• _WORK TO COMPLETE_: Copy out every line in the entries below that includes "камня".

Stored entries:
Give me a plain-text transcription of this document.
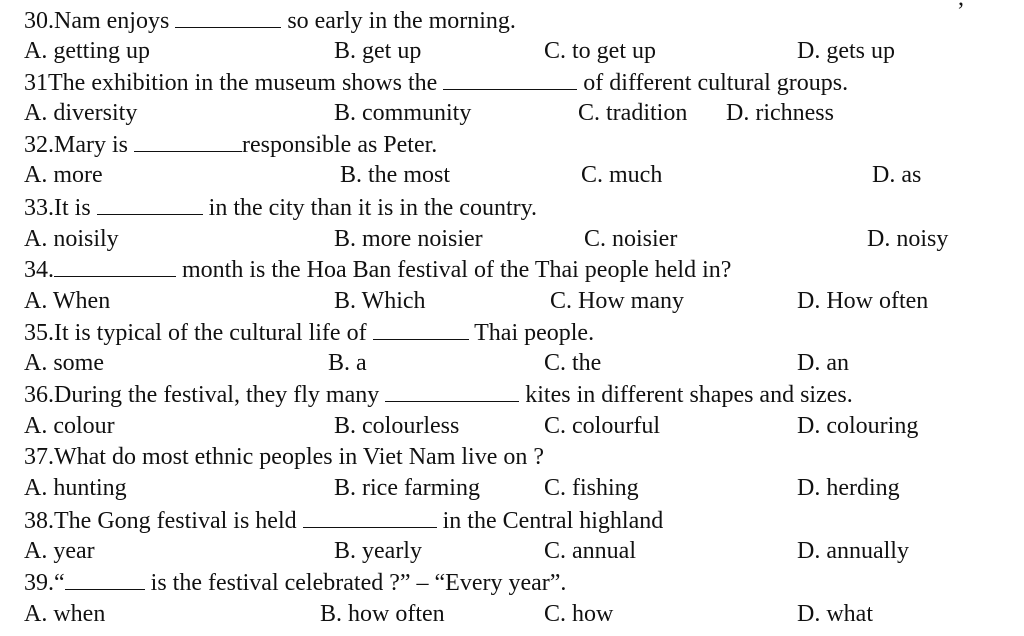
30.Nam enjoys	so early in the morning.
A. getting up	B. get up	C. to get up	D. gets up
31The exhibition in the museum shows the	of different cultural groups.
A. diversity	B. community	C. tradition D. richness
32.Mary is	responsible as Peter.
A. more	B. the most	C. much	D. as
33.It is	in the city than it is in the country.
A. noisily	B. more noisier	C. noisier	D. noisy
34.	month is the Hoa Ban festival of the Thai people held in?
A. When	B. Which	C. How many	D. How often
35.It is typical of the cultural life of	Thai people.
A. some	B. a	C. the	D. an
36.During the festival, they fly many	kites in different shapes and sizes.
A. colour	B. colourless	C. colourful	D. colouring
37.What do most ethnic peoples in Viet Nam live on ?
A. hunting	B. rice farming	C. fishing	D. herding
38.The Gong festival is held	in the Central highland
A. year	B. yearly	C. annual	D. annually
39.“	is the festival celebrated ?” – “Every year”.
A. when	B. how often	C. how	D. what
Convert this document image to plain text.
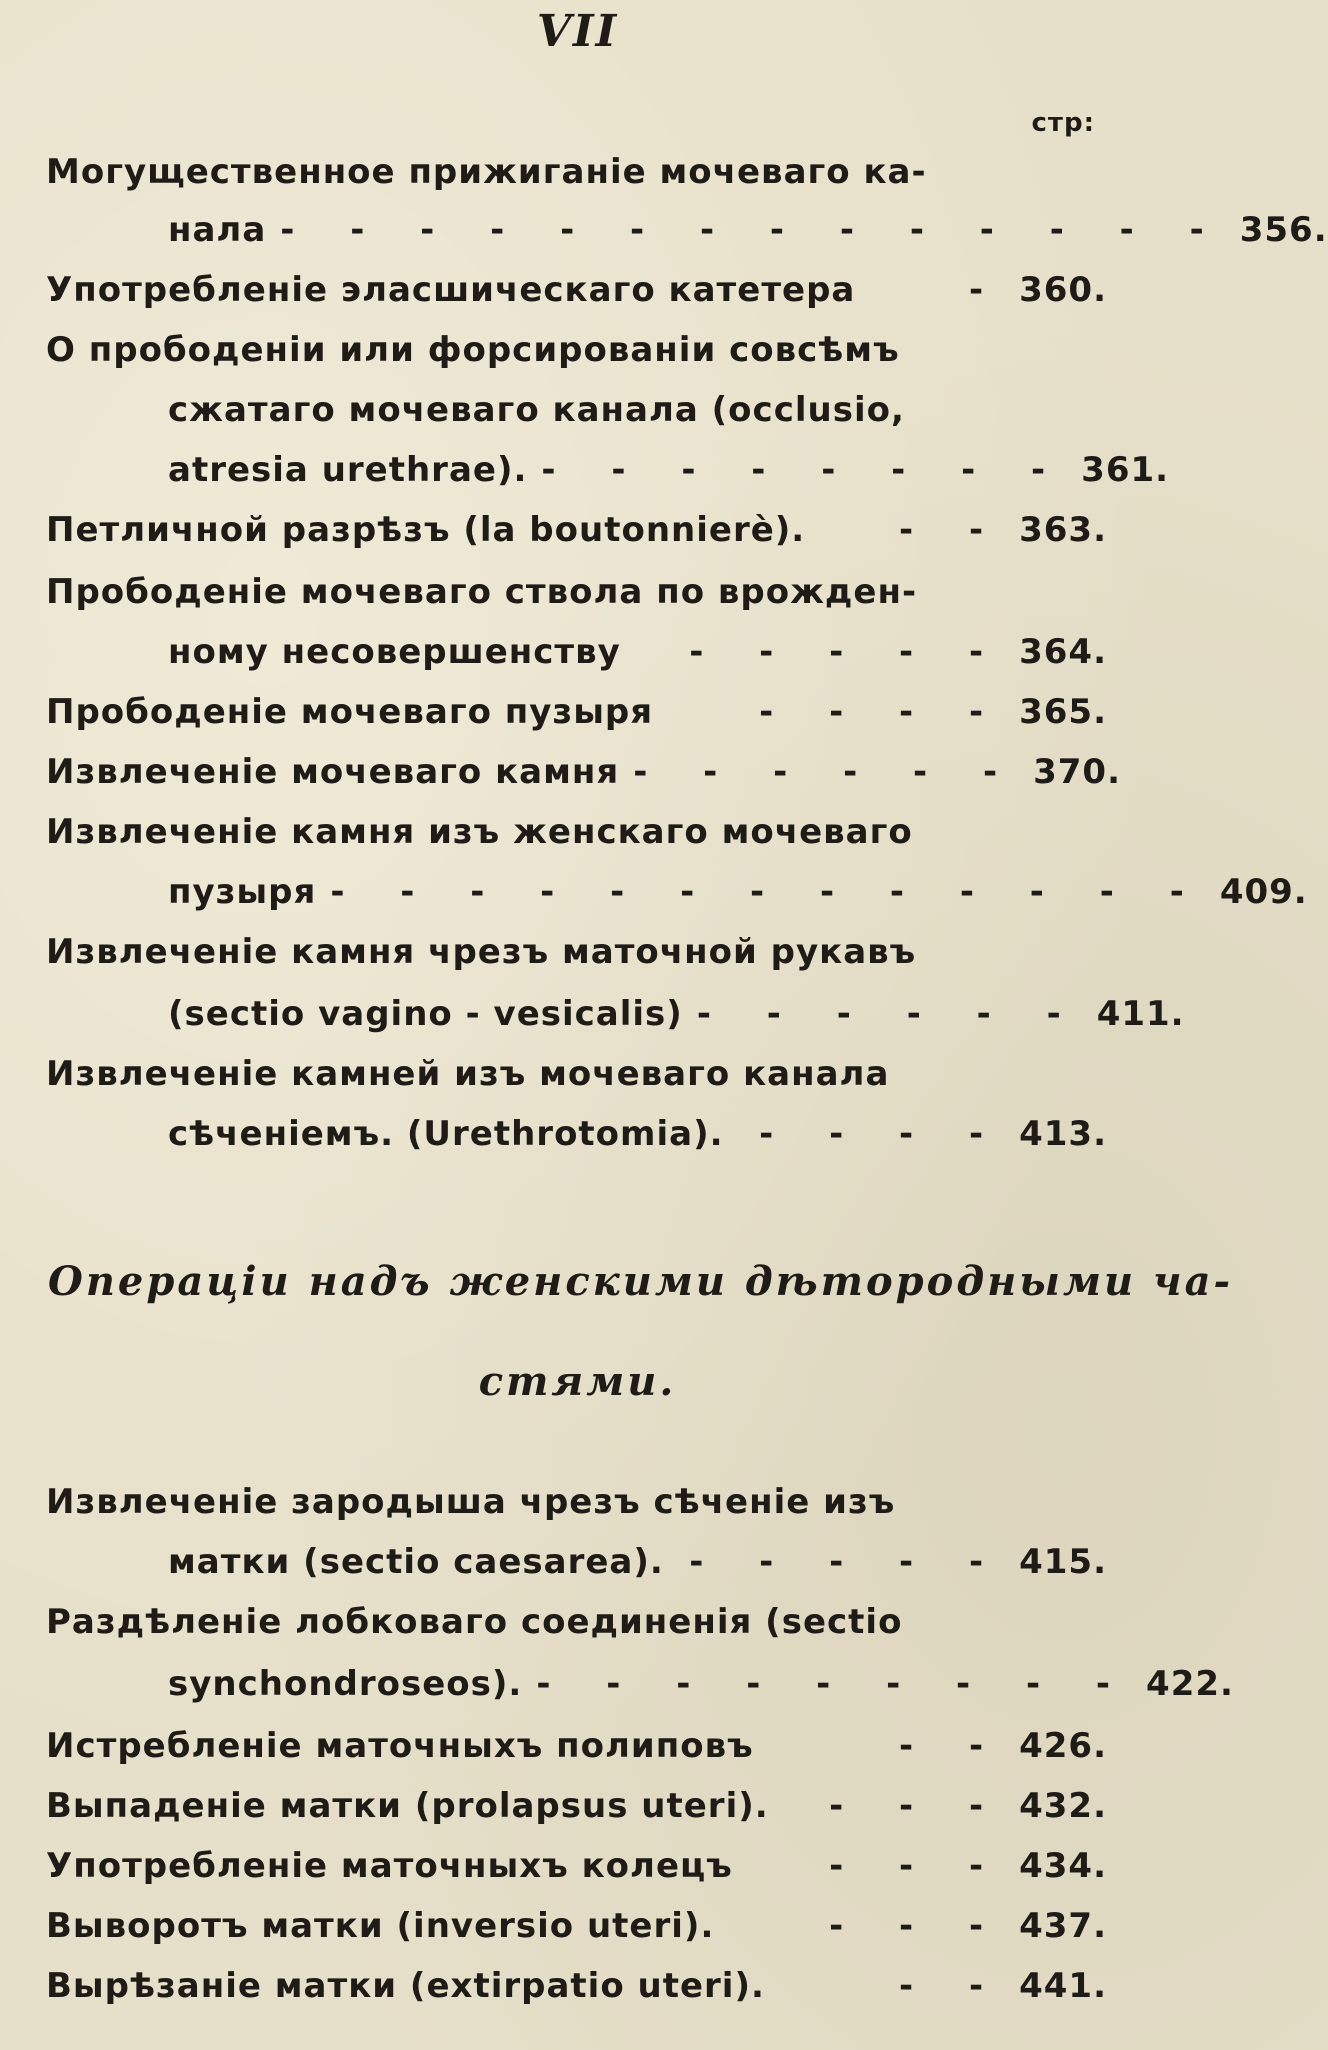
VII
стр:
Могущественное прижиганіе мочеваго ка-
нала - - - - - - - - - - - - - - 356.
Употребленіе эласшическаго катетера	- 360.
О прободеніи или форсированіи совсѣмъ
сжатаго мочеваго канала (occlusio,
atresia urethrae). - - - - - - - - 361.
Петличной разрѣзъ (la boutonnierè).	- - 363.
Прободеніе мочеваго ствола по врожден-
ному несовершенству	- - - - - 364.
Прободеніе мочеваго пузыря	- - - - 365.
Извлеченіе мочеваго камня - - - - - - 370.
Извлеченіе камня изъ женскаго мочеваго
пузыря - - - - - - - - - - - - - 409.
Извлеченіе камня чрезъ маточной рукавъ
(sectio vagino - vesicalis) - - - - - - 411.
Извлеченіе камней изъ мочеваго канала
сѣченіемъ. (Urethrotomia).	- - - - 413.
Операціи надъ женскими дѣтородными ча-
стями.
Извлеченіе зародыша чрезъ сѣченіе изъ
матки (sectio caesarea). - - - - - 415.
Раздѣленіе лобковаго соединенія (sectio
synchondroseos). - - - - - - - - - 422.
Истребленіе маточныхъ полиповъ	- - 426.
Выпаденіе матки (prolapsus uteri).	- - - 432.
Употребленіе маточныхъ колецъ	- - - 434.
Выворотъ матки (inversio uteri).	- - - 437.
Вырѣзаніе матки (extirpatio uteri).	- - 441.
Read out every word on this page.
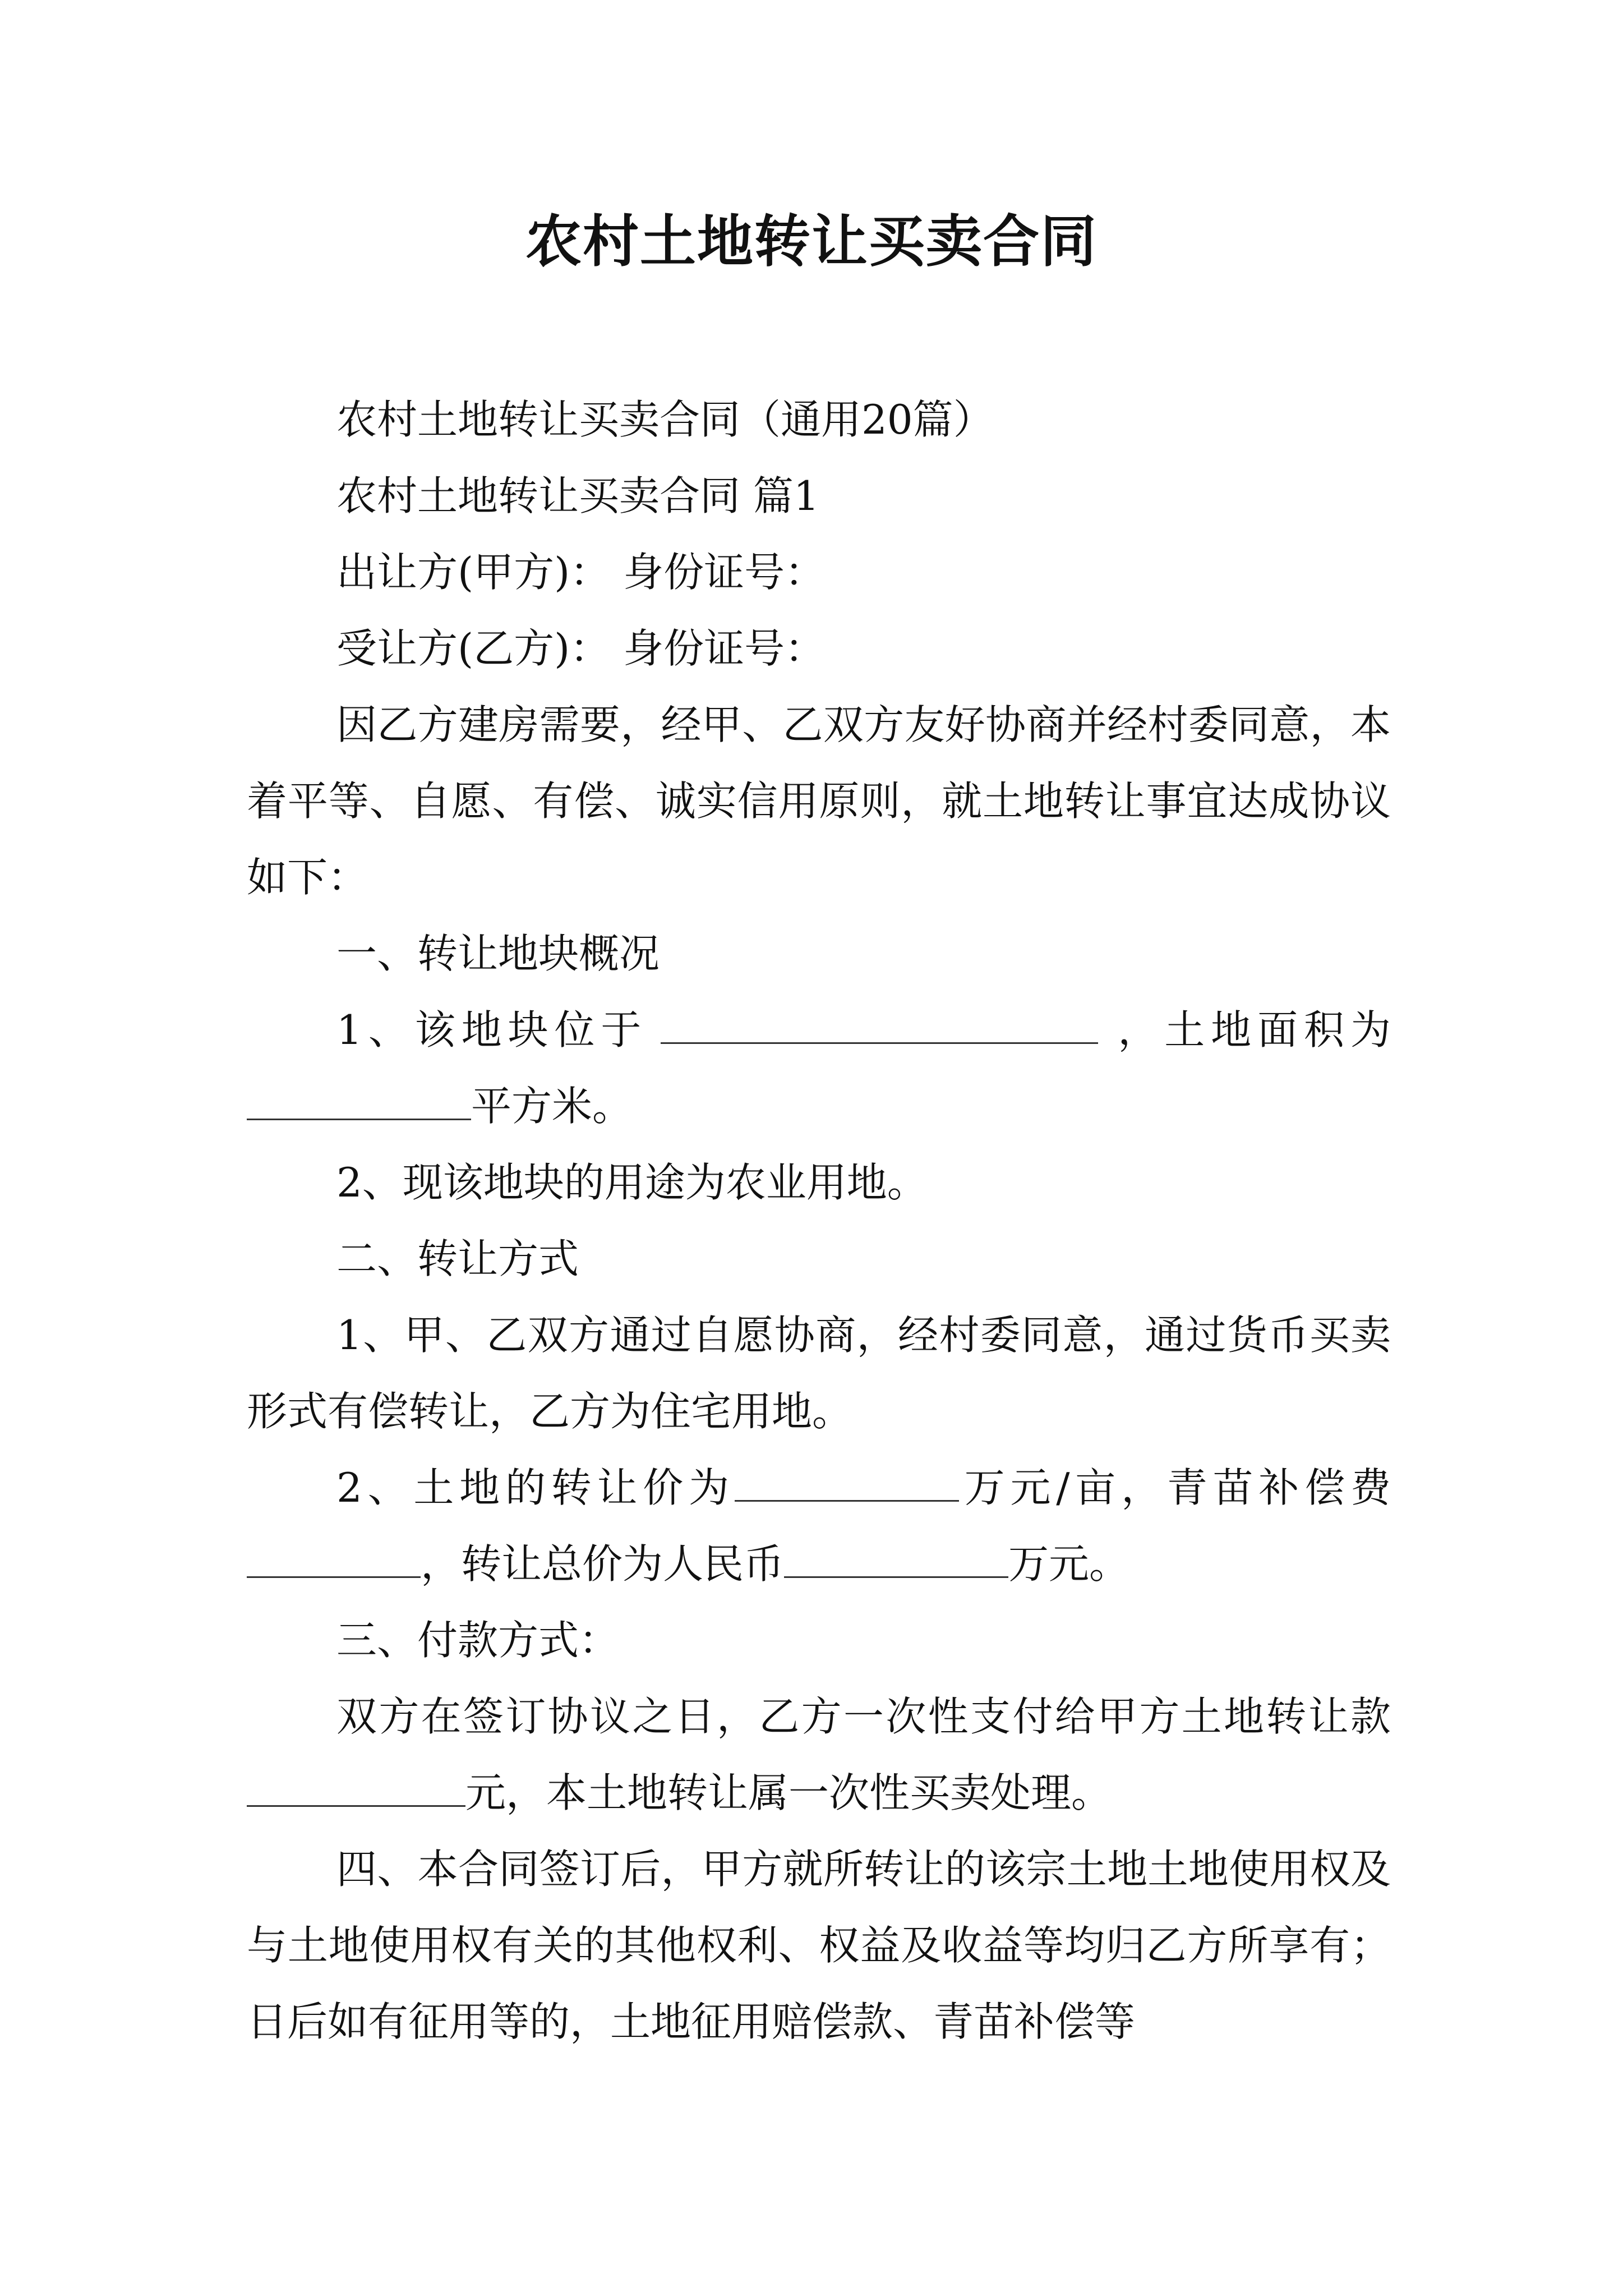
农村土地转让买卖合同

农村土地转让买卖合同（通用20篇）

农村土地转让买卖合同 篇1

出让方(甲方)： 身份证号：

受让方(乙方)： 身份证号：

因乙方建房需要，经甲、乙双方友好协商并经村委同意，本着平等、自愿、有偿、诚实信用原则，就土地转让事宜达成协议如下：

一、转让地块概况

1、该地块位于	，土地面积为平方米。

2、现该地块的用途为农业用地。

二、转让方式

1、甲、乙双方通过自愿协商，经村委同意，通过货币买卖形式有偿转让，乙方为住宅用地。

2、土地的转让价为	万元/亩，青苗补偿费，转让总价为人民币	万元。

三、付款方式：

双方在签订协议之日，乙方一次性支付给甲方土地转让款元，本土地转让属一次性买卖处理。

四、本合同签订后，甲方就所转让的该宗土地土地使用权及与土地使用权有关的其他权利、权益及收益等均归乙方所享有；日后如有征用等的，土地征用赔偿款、青苗补偿等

• _ANSWER TO THE TASK_:
Извлеченіе мочеваго камня - - - - - - 370.
Извлеченіе камня изъ женскаго мочеваго
Извлеченіе камня чрезъ маточной рукавъ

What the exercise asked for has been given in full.